>> START Data rows

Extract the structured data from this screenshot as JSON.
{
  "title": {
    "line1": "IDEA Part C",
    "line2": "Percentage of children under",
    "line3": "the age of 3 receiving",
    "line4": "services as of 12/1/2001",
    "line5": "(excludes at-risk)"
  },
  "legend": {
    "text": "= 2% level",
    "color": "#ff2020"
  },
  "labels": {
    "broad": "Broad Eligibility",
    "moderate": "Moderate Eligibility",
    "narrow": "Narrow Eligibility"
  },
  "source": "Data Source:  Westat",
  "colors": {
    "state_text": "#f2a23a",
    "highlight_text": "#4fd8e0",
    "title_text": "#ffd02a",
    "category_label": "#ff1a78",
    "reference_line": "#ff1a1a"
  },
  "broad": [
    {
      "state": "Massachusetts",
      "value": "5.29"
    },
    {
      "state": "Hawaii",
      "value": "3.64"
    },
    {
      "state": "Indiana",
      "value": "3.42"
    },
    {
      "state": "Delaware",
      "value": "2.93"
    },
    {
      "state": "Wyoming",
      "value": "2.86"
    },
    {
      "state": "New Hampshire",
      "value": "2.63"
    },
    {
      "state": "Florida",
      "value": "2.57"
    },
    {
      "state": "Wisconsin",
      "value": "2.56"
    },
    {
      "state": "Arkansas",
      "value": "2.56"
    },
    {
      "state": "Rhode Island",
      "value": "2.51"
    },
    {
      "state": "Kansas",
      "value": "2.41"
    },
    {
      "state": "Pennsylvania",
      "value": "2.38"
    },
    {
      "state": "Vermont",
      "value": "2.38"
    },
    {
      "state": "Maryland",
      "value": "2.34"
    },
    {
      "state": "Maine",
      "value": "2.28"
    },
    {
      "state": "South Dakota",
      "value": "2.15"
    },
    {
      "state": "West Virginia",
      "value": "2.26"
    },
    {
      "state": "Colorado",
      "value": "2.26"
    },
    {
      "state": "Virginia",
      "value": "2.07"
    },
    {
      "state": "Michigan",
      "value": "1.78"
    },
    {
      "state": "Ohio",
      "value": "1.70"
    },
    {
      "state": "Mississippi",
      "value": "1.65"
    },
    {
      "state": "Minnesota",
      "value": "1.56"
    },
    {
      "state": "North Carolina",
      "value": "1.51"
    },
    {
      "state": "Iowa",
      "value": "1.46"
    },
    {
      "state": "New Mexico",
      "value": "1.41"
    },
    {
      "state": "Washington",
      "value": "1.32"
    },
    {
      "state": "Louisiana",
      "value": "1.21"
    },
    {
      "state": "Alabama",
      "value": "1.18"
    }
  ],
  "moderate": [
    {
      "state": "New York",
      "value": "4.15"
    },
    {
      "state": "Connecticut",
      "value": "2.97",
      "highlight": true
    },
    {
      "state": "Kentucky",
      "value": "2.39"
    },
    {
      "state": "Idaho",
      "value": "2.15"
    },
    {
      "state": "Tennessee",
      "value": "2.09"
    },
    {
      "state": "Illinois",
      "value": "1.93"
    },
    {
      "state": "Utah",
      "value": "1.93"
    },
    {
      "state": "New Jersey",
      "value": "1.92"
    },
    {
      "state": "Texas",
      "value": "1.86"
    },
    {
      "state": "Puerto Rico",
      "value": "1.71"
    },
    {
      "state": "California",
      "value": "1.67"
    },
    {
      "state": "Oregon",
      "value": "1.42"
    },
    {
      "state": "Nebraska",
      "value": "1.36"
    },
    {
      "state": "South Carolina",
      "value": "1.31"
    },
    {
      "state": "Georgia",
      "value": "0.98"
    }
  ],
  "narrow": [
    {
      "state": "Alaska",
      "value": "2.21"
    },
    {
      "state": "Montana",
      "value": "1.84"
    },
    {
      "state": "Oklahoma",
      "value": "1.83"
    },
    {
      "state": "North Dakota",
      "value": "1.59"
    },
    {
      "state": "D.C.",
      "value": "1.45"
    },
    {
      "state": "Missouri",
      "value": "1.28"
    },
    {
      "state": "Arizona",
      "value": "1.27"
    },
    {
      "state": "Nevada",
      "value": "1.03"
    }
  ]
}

>> END Data rows

• **Set exercise**: Return every line holding the word "Carolina" from the records.

• **Full solution**:
      "state": "North Carolina",
      "state": "South Carolina",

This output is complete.